Omit all images, then return the remaining material exactly as it stands.

* START SUPPLIED ENTRIES *

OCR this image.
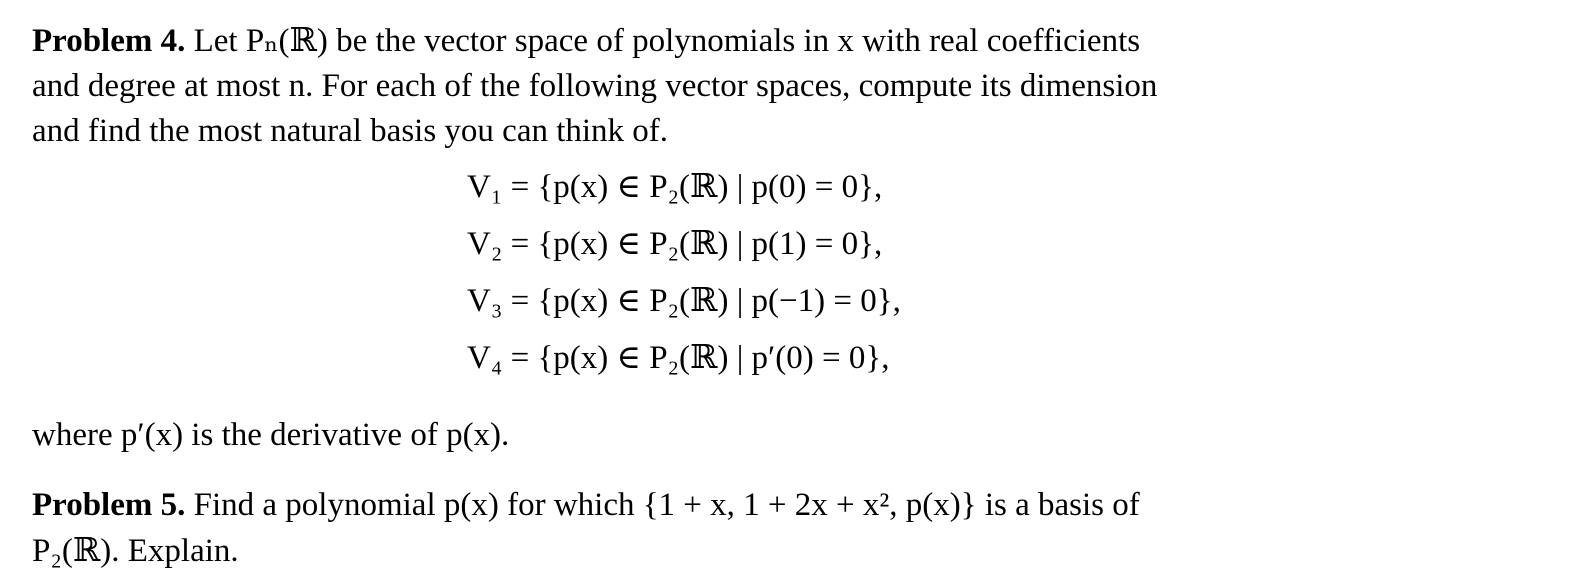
Problem 4. Let Pₙ(ℝ) be the vector space of polynomials in x with real coefficients
and degree at most n. For each of the following vector spaces, compute its dimension
and find the most natural basis you can think of.
V₁ = {p(x) ∈ P₂(ℝ) | p(0) = 0},
V₂ = {p(x) ∈ P₂(ℝ) | p(1) = 0},
V₃ = {p(x) ∈ P₂(ℝ) | p(−1) = 0},
V₄ = {p(x) ∈ P₂(ℝ) | p′(0) = 0},
where p′(x) is the derivative of p(x).
Problem 5. Find a polynomial p(x) for which {1 + x, 1 + 2x + x², p(x)} is a basis of
P₂(ℝ). Explain.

* END SUPPLIED ENTRIES *

# [EXERCISE OUTPUT]
OCR this image.
Problem 4. Let Pₙ(ℝ) be the vector space of polynomials in x with real coefficients
and degree at most n. For each of the following vector spaces, compute its dimension
and find the most natural basis you can think of.
V₁ = {p(x) ∈ P₂(ℝ) | p(0) = 0},
V₂ = {p(x) ∈ P₂(ℝ) | p(1) = 0},
V₃ = {p(x) ∈ P₂(ℝ) | p(−1) = 0},
V₄ = {p(x) ∈ P₂(ℝ) | p′(0) = 0},
where p′(x) is the derivative of p(x).
Problem 5. Find a polynomial p(x) for which {1 + x, 1 + 2x + x², p(x)} is a basis of
P₂(ℝ). Explain.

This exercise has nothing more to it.